--- Begin ---

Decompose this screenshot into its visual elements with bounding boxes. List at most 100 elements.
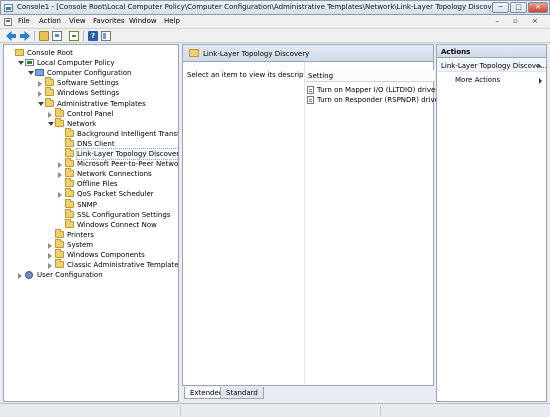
setting-name: Turn on Responder (RSPNDR) driver: [317, 96, 442, 104]
collapsed-arrow-icon[interactable]: [58, 172, 62, 179]
collapsed-arrow-icon[interactable]: [58, 192, 62, 199]
menu-help[interactable]: Help: [164, 17, 180, 25]
collapsed-arrow-icon[interactable]: [38, 91, 42, 98]
forward-arrow-icon[interactable]: [20, 31, 30, 41]
folder-icon: [55, 228, 64, 238]
tree-node-label: Control Panel: [67, 109, 114, 118]
tree-node-label: Classic Administrative Templates (ADM: [67, 261, 179, 270]
result-pane: Select an item to view its description. …: [182, 62, 442, 386]
submenu-arrow-icon: [539, 78, 542, 84]
menu-view[interactable]: View: [69, 17, 86, 25]
menu-bar: File Action View Favorites Window Help –…: [0, 15, 550, 29]
tree-node-label: SSL Configuration Settings: [77, 210, 171, 219]
back-arrow-icon[interactable]: [6, 31, 16, 41]
folder-icon: [65, 208, 74, 218]
tree-node-label: SNMP: [77, 200, 97, 209]
expanded-arrow-icon[interactable]: [28, 71, 34, 76]
tree-node-label: Administrative Templates: [57, 99, 146, 108]
actions-section-title: Link-Layer Topology Discove...: [441, 62, 547, 70]
tree-node-label: Software Settings: [57, 79, 119, 88]
menu-window[interactable]: Window: [129, 17, 157, 25]
tree-node-label: Windows Connect Now: [77, 220, 157, 229]
status-bar: [0, 403, 550, 417]
collapsed-arrow-icon[interactable]: [48, 253, 52, 259]
window-title: Console1 - [Console Root\Local Computer …: [17, 3, 506, 11]
tree-node-label: Windows Settings: [57, 89, 120, 98]
folder-icon: [65, 168, 74, 178]
tree-node-label: Printers: [67, 230, 94, 239]
policy-setting-icon: [307, 86, 314, 94]
actions-section-header[interactable]: Link-Layer Topology Discove...: [437, 59, 547, 72]
menu-file[interactable]: File: [18, 17, 30, 25]
status-divider: [380, 406, 381, 416]
export-list-icon[interactable]: [69, 31, 79, 41]
document-window-icon[interactable]: [4, 18, 12, 26]
toolbar-separator: [83, 31, 84, 41]
column-header-label: Setting: [308, 72, 334, 80]
policy-icon: [25, 59, 34, 67]
tree-node-label: Microsoft Peer-to-Peer Networkin: [77, 160, 179, 169]
folder-icon: [65, 218, 74, 228]
collapsed-arrow-icon[interactable]: [18, 273, 22, 280]
description-text: Select an item to view its description.: [187, 71, 320, 79]
tree-node-label: Link-Layer Topology Discovery: [75, 148, 178, 160]
folder-icon: [65, 148, 74, 157]
result-pane-header: Link-Layer Topology Discovery: [182, 44, 434, 62]
mmc-app-icon[interactable]: [4, 4, 13, 12]
actions-pane: Actions Link-Layer Topology Discove... M…: [436, 44, 547, 402]
tree-node-label: Background Intelligent Transfer Se: [77, 129, 179, 138]
console-tree[interactable]: Console Root Local Computer Policy Compute…: [3, 44, 179, 402]
result-pane-title: Link-Layer Topology Discovery: [203, 50, 310, 58]
expanded-arrow-icon[interactable]: [38, 101, 44, 106]
folder-icon: [45, 97, 54, 107]
tree-node-label: System: [67, 240, 94, 249]
tree-node-label: Computer Configuration: [47, 69, 132, 78]
folder-icon: [55, 249, 64, 258]
column-header-setting[interactable]: Setting: [305, 70, 435, 82]
tree-node-label: Console Root: [27, 49, 73, 57]
folder-icon: [65, 198, 74, 208]
folder-icon: [55, 117, 64, 127]
close-button[interactable]: ✕: [528, 2, 548, 13]
expanded-arrow-icon[interactable]: [48, 121, 54, 126]
folder-icon: [65, 137, 74, 147]
help-icon[interactable]: ?: [88, 31, 98, 41]
show-hide-action-pane-icon[interactable]: [101, 31, 111, 41]
collapsed-arrow-icon[interactable]: [48, 111, 52, 118]
menu-action[interactable]: Action: [39, 17, 61, 25]
folder-icon: [45, 87, 54, 97]
root-folder-icon: [15, 49, 24, 56]
collapsed-arrow-icon[interactable]: [48, 242, 52, 249]
document-window-controls[interactable]: – ▫ ×: [495, 17, 544, 25]
title-bar: Console1 - [Console Root\Local Computer …: [0, 0, 550, 15]
collapse-caret-icon[interactable]: [536, 64, 542, 67]
folder-icon: [45, 77, 54, 87]
folder-icon: [189, 49, 199, 57]
tree-node-label: DNS Client: [77, 139, 115, 148]
user-icon: [25, 271, 33, 280]
folder-icon: [65, 158, 74, 168]
status-divider: [180, 406, 181, 416]
folder-icon: [55, 259, 64, 269]
restore-button[interactable]: □: [510, 2, 527, 13]
tree-node-label: QoS Packet Scheduler: [77, 190, 154, 199]
collapsed-arrow-icon[interactable]: [58, 162, 62, 169]
actions-title: Actions: [441, 48, 471, 56]
tree-node-label: Offline Files: [77, 180, 118, 189]
collapsed-arrow-icon[interactable]: [48, 263, 52, 270]
up-folder-icon[interactable]: [39, 31, 49, 41]
menu-favorites[interactable]: Favorites: [93, 17, 125, 25]
expanded-arrow-icon[interactable]: [18, 61, 24, 66]
tree-node-label: User Configuration: [37, 271, 103, 280]
toolbar: ?: [0, 29, 550, 43]
show-hide-tree-icon[interactable]: [52, 31, 62, 41]
policy-setting-icon: [307, 96, 314, 104]
more-actions-item[interactable]: More Actions: [455, 76, 542, 84]
tab-standard[interactable]: Standard: [220, 387, 264, 399]
view-tabs: Extended Standard: [182, 386, 434, 400]
more-actions-label: More Actions: [455, 76, 501, 84]
collapsed-arrow-icon[interactable]: [38, 81, 42, 88]
folder-icon: [65, 188, 74, 198]
settings-list[interactable]: Setting Turn on Mapper I/O (LLTDIO) driv…: [304, 62, 442, 384]
minimize-button[interactable]: ─: [492, 2, 509, 13]
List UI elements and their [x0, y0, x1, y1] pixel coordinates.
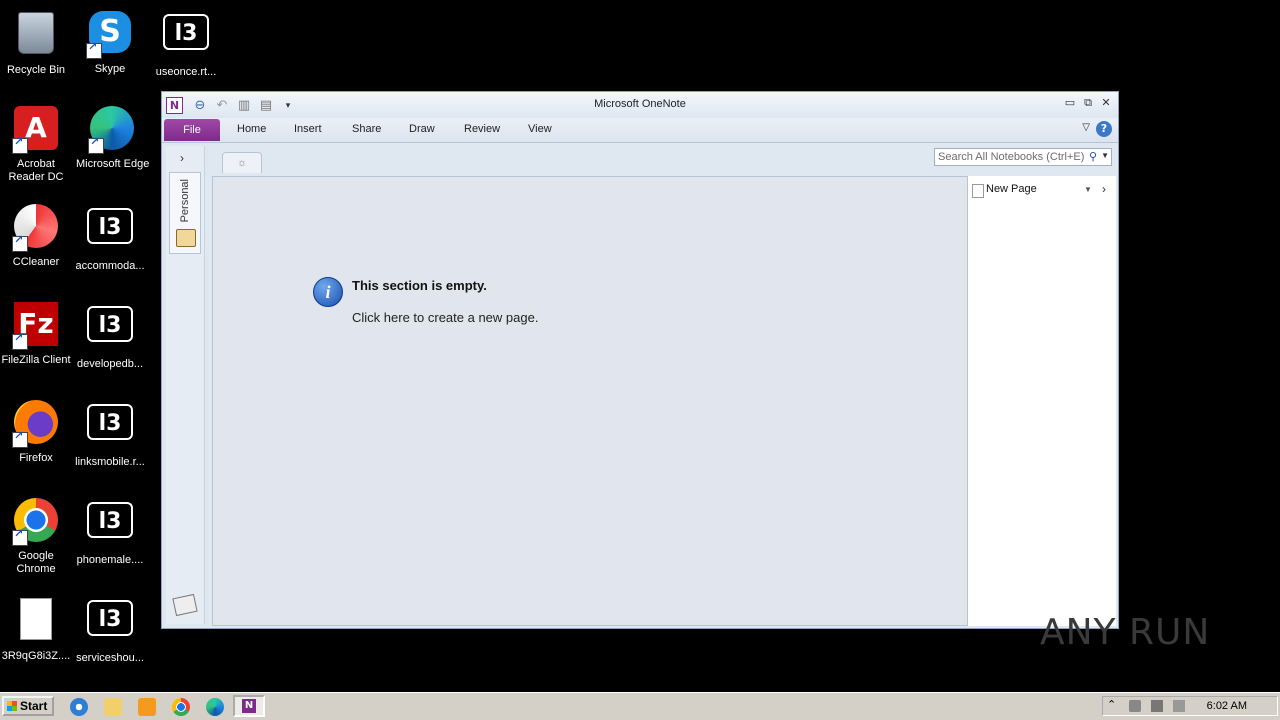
desktop-icon-label: useonce.rt... [155, 66, 217, 78]
desktop-icon-accommoda[interactable]: l3 accommoda... [74, 202, 146, 273]
desktop-icon-acrobat[interactable]: A Acrobat Reader DC [0, 104, 72, 184]
taskbar: Start N ⌃ 6:02 AM [0, 692, 1280, 720]
page-canvas[interactable]: i This section is empty. Click here to c… [212, 176, 968, 626]
watermark: ANY RUN [1040, 612, 1211, 653]
tab-share[interactable]: Share [352, 123, 381, 135]
desktop-icon-filezilla[interactable]: Fz FileZilla Client [0, 300, 72, 367]
desktop-icon-label: Firefox [19, 452, 53, 464]
shortcut-arrow-icon [86, 41, 102, 59]
desktop-icon-label: linksmobile.r... [75, 456, 145, 468]
clock[interactable]: 6:02 AM [1207, 700, 1247, 712]
desktop-icon-label: Acrobat Reader DC [8, 158, 64, 183]
internet-explorer-icon[interactable] [70, 698, 88, 716]
new-page-dropdown-icon[interactable]: ▼ [1084, 185, 1092, 194]
desktop-icon-edge[interactable]: Microsoft Edge [74, 104, 162, 171]
desktop-icon-useonce[interactable]: l3 useonce.rt... [150, 8, 222, 79]
search-input[interactable]: Search All Notebooks (Ctrl+E) ⚲ ▼ [934, 148, 1112, 166]
onenote-window: N ⊖ ↶ ▥ ▤ ▾ Microsoft OneNote ▭ ⧉ ✕ File… [161, 91, 1119, 629]
desktop-icon-label: Google Chrome [16, 550, 56, 575]
show-hidden-icons-icon[interactable]: ⌃ [1107, 700, 1119, 712]
search-scope-dropdown-icon[interactable]: ▼ [1101, 151, 1109, 160]
expand-ribbon-icon[interactable]: ▽ [1082, 122, 1090, 133]
file-icon: l3 [87, 208, 133, 244]
desktop-icon-firefox[interactable]: Firefox [0, 398, 72, 465]
search-placeholder: Search All Notebooks (Ctrl+E) [938, 151, 1085, 163]
page-label: New Page [986, 183, 1037, 195]
desktop-icon-label: serviceshou... [76, 652, 144, 664]
text-file-icon [20, 598, 52, 640]
desktop-icon-label: FileZilla Client [1, 354, 71, 366]
desktop-icon-ccleaner[interactable]: CCleaner [0, 202, 72, 269]
desktop-icon-label: Recycle Bin [6, 64, 66, 76]
create-new-page-link[interactable]: Click here to create a new page. [352, 310, 538, 325]
new-page-icon [972, 184, 984, 198]
desktop-icon-phonemale[interactable]: l3 phonemale.... [74, 496, 146, 567]
desktop-icon-label: Skype [94, 63, 126, 75]
tab-file[interactable]: File [164, 119, 220, 141]
desktop-icon-chrome[interactable]: Google Chrome [0, 496, 72, 576]
tab-home[interactable]: Home [237, 123, 266, 135]
chrome-icon[interactable] [172, 698, 190, 716]
new-section-tab[interactable]: ☼ [222, 152, 262, 173]
window-title: Microsoft OneNote [594, 98, 686, 110]
collapse-page-tabs-icon[interactable]: › [1102, 182, 1106, 196]
desktop-icon-linksmobile[interactable]: l3 linksmobile.r... [74, 398, 146, 469]
desktop-icon-label: phonemale.... [76, 554, 144, 566]
shortcut-arrow-icon [12, 430, 28, 448]
minimize-icon[interactable]: ▭ [1062, 96, 1078, 110]
expand-navigation-icon[interactable]: › [180, 151, 184, 165]
shortcut-arrow-icon [12, 528, 28, 546]
taskbar-onenote-button[interactable]: N [233, 695, 265, 717]
shortcut-arrow-icon [12, 234, 28, 252]
file-icon: l3 [87, 306, 133, 342]
recycle-bin-icon [18, 12, 54, 54]
ribbon-tabs: File Home Insert Share Draw Review View … [162, 118, 1118, 143]
desktop-icon-label: accommoda... [75, 260, 145, 272]
desktop-icon-label: developedb... [76, 358, 144, 370]
title-bar[interactable]: N ⊖ ↶ ▥ ▤ ▾ Microsoft OneNote ▭ ⧉ ✕ [162, 92, 1118, 118]
desktop-icon-label: Microsoft Edge [76, 158, 150, 170]
restore-icon[interactable]: ⧉ [1080, 96, 1096, 110]
file-explorer-icon[interactable] [104, 698, 122, 716]
action-center-alert-icon[interactable] [1173, 700, 1185, 712]
notebook-label: Personal [179, 179, 191, 223]
shortcut-arrow-icon [12, 136, 28, 154]
desktop-icon-serviceshou[interactable]: l3 serviceshou... [74, 594, 146, 665]
tab-review[interactable]: Review [464, 123, 500, 135]
desktop-icon-label: CCleaner [12, 256, 60, 268]
page-new-page[interactable]: New Page ▼ › [972, 182, 1112, 198]
empty-section-message: This section is empty. [352, 278, 487, 293]
media-player-icon[interactable] [138, 698, 156, 716]
onenote-icon: N [242, 699, 256, 713]
file-icon: l3 [163, 14, 209, 50]
volume-muted-icon[interactable] [1129, 700, 1141, 712]
desktop-icon-3r9qg8i3z[interactable]: 3R9qG8i3Z.... [0, 594, 72, 663]
desktop-icon-recycle-bin[interactable]: Recycle Bin [0, 8, 72, 77]
desktop-icon-skype[interactable]: S Skype [74, 8, 146, 76]
help-icon[interactable]: ? [1096, 121, 1112, 137]
desktop-icon-label: 3R9qG8i3Z.... [1, 650, 71, 662]
desktop-icon-developedb[interactable]: l3 developedb... [74, 300, 146, 371]
edge-icon[interactable] [206, 698, 224, 716]
close-icon[interactable]: ✕ [1098, 96, 1114, 110]
unfiled-notes-icon[interactable] [172, 593, 198, 617]
shortcut-arrow-icon [12, 332, 28, 350]
file-icon: l3 [87, 502, 133, 538]
shortcut-arrow-icon [88, 136, 104, 154]
notebook-icon [176, 229, 196, 247]
file-icon: l3 [87, 600, 133, 636]
new-section-icon: ☼ [236, 157, 248, 169]
tab-view[interactable]: View [528, 123, 552, 135]
notebook-pane: › Personal [166, 146, 205, 624]
system-tray: ⌃ 6:02 AM [1102, 696, 1278, 716]
info-icon: i [313, 277, 343, 307]
start-button[interactable]: Start [2, 696, 54, 716]
file-icon: l3 [87, 404, 133, 440]
page-tabs-pane: New Page ▼ › [968, 176, 1116, 626]
tab-insert[interactable]: Insert [294, 123, 322, 135]
search-icon[interactable]: ⚲ [1089, 150, 1097, 163]
tab-draw[interactable]: Draw [409, 123, 435, 135]
notebook-personal[interactable]: Personal [169, 172, 201, 254]
network-icon[interactable] [1151, 700, 1163, 712]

--- End ---

● Aim
Recast as a JSON list of strings, one string per line with blank lines left out, the lines starting with the line containing "setting-name: Turn on" and going on through the line containing "export-list-icon[interactable]: [69, 31, 79, 41]".

● Output for this exercise
[
  "setting-name: Turn on Responder (RSPNDR) driver: [317, 96, 442, 104]",
  "collapsed-arrow-icon[interactable]: [58, 172, 62, 179]",
  "collapsed-arrow-icon[interactable]: [58, 192, 62, 199]",
  "menu-help[interactable]: Help: [164, 17, 180, 25]",
  "collapsed-arrow-icon[interactable]: [38, 91, 42, 98]",
  "forward-arrow-icon[interactable]: [20, 31, 30, 41]",
  "folder-icon: [55, 228, 64, 238]",
  "tree-node-label: Control Panel: [67, 109, 114, 118]",
  "tree-node-label: Classic Administrative Templates (ADM: [67, 261, 179, 270]",
  "result-pane: Select an item to view its description. …: [182, 62, 442, 386]",
  "submenu-arrow-icon: [539, 78, 542, 84]",
  "menu-view[interactable]: View: [69, 17, 86, 25]",
  "menu-bar: File Action View Favorites Window Help –…: [0, 15, 550, 29]",
  "tree-node-label: SSL Configuration Settings: [77, 210, 171, 219]",
  "back-arrow-icon[interactable]: [6, 31, 16, 41]",
  "folder-icon: [65, 208, 74, 218]",
  "tree-node-label: SNMP: [77, 200, 97, 209]",
  "expanded-arrow-icon[interactable]: [28, 71, 34, 76]",
  "tree-node-label: Administrative Templates: [57, 99, 146, 108]",
  "actions-section-title: Link-Layer Topology Discove...: [441, 62, 547, 70]",
  "tree-node-label: Software Settings: [57, 79, 119, 88]",
  "menu-window[interactable]: Window: [129, 17, 157, 25]",
  "tree-node-label: Windows Connect Now: [77, 220, 157, 229]",
  "status-bar: [0, 403, 550, 417]",
  "collapsed-arrow-icon[interactable]: [48, 253, 52, 259]",
  "window-title: Console1 - [Console Root\\Local Computer …: [17, 3, 506, 11]",
  "tree-node-label: Windows Settings: [57, 89, 120, 98]",
  "folder-icon: [65, 168, 74, 178]",
  "tree-node-label: Printers: [67, 230, 94, 239]",
  "policy-setting-icon: [307, 86, 314, 94]",
  "actions-section-header[interactable]: Link-Layer Topology Discove...: [437, 59, 547, 72]",
  "menu-file[interactable]: File: [18, 17, 30, 25]",
  "status-divider: [380, 406, 381, 416]",
  "export-list-icon[interactable]: [69, 31, 79, 41]"
]